(Items from a dataset)
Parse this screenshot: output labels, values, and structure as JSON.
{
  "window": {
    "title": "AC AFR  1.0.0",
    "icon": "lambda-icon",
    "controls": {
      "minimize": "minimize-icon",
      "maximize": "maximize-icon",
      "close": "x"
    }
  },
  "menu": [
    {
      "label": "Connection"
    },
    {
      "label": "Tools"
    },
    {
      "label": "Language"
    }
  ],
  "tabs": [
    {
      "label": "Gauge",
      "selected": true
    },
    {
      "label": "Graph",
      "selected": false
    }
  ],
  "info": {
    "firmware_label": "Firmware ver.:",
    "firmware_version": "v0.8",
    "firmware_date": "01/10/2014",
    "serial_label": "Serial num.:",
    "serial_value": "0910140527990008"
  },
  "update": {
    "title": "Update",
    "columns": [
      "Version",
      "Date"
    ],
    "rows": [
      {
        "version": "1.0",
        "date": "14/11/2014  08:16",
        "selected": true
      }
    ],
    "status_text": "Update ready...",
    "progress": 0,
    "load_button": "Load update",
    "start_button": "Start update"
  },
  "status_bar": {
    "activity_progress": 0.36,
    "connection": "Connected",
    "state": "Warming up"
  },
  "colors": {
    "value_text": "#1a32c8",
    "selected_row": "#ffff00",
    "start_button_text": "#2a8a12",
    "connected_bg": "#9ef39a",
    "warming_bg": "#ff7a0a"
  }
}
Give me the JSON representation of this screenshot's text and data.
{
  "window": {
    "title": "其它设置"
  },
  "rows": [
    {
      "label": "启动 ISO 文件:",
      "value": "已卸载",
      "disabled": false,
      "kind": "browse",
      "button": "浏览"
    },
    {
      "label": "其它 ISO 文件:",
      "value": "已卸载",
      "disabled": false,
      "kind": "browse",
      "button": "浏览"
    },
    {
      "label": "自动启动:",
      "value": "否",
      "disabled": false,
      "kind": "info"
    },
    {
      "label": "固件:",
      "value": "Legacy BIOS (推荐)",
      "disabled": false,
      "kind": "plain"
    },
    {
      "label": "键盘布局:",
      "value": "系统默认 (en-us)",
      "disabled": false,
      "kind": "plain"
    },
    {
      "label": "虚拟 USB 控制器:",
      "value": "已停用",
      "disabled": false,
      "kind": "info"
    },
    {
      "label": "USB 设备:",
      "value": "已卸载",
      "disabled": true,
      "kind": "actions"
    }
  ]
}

#### EXERCISE DETAILS
Recopy the entries above in their entirety, exactly.

#### REPLY TO THE EXERCISE
Parse this screenshot: output labels, values, and structure as JSON.
{
  "window": {
    "title": "AC AFR  1.0.0",
    "icon": "lambda-icon",
    "controls": {
      "minimize": "minimize-icon",
      "maximize": "maximize-icon",
      "close": "x"
    }
  },
  "menu": [
    {
      "label": "Connection"
    },
    {
      "label": "Tools"
    },
    {
      "label": "Language"
    }
  ],
  "tabs": [
    {
      "label": "Gauge",
      "selected": true
    },
    {
      "label": "Graph",
      "selected": false
    }
  ],
  "info": {
    "firmware_label": "Firmware ver.:",
    "firmware_version": "v0.8",
    "firmware_date": "01/10/2014",
    "serial_label": "Serial num.:",
    "serial_value": "0910140527990008"
  },
  "update": {
    "title": "Update",
    "columns": [
      "Version",
      "Date"
    ],
    "rows": [
      {
        "version": "1.0",
        "date": "14/11/2014  08:16",
        "selected": true
      }
    ],
    "status_text": "Update ready...",
    "progress": 0,
    "load_button": "Load update",
    "start_button": "Start update"
  },
  "status_bar": {
    "activity_progress": 0.36,
    "connection": "Connected",
    "state": "Warming up"
  },
  "colors": {
    "value_text": "#1a32c8",
    "selected_row": "#ffff00",
    "start_button_text": "#2a8a12",
    "connected_bg": "#9ef39a",
    "warming_bg": "#ff7a0a"
  }
}
Give me the JSON representation of this screenshot's text and data.
{
  "window": {
    "title": "其它设置"
  },
  "rows": [
    {
      "label": "启动 ISO 文件:",
      "value": "已卸载",
      "disabled": false,
      "kind": "browse",
      "button": "浏览"
    },
    {
      "label": "其它 ISO 文件:",
      "value": "已卸载",
      "disabled": false,
      "kind": "browse",
      "button": "浏览"
    },
    {
      "label": "自动启动:",
      "value": "否",
      "disabled": false,
      "kind": "info"
    },
    {
      "label": "固件:",
      "value": "Legacy BIOS (推荐)",
      "disabled": false,
      "kind": "plain"
    },
    {
      "label": "键盘布局:",
      "value": "系统默认 (en-us)",
      "disabled": false,
      "kind": "plain"
    },
    {
      "label": "虚拟 USB 控制器:",
      "value": "已停用",
      "disabled": false,
      "kind": "info"
    },
    {
      "label": "USB 设备:",
      "value": "已卸载",
      "disabled": true,
      "kind": "actions"
    }
  ]
}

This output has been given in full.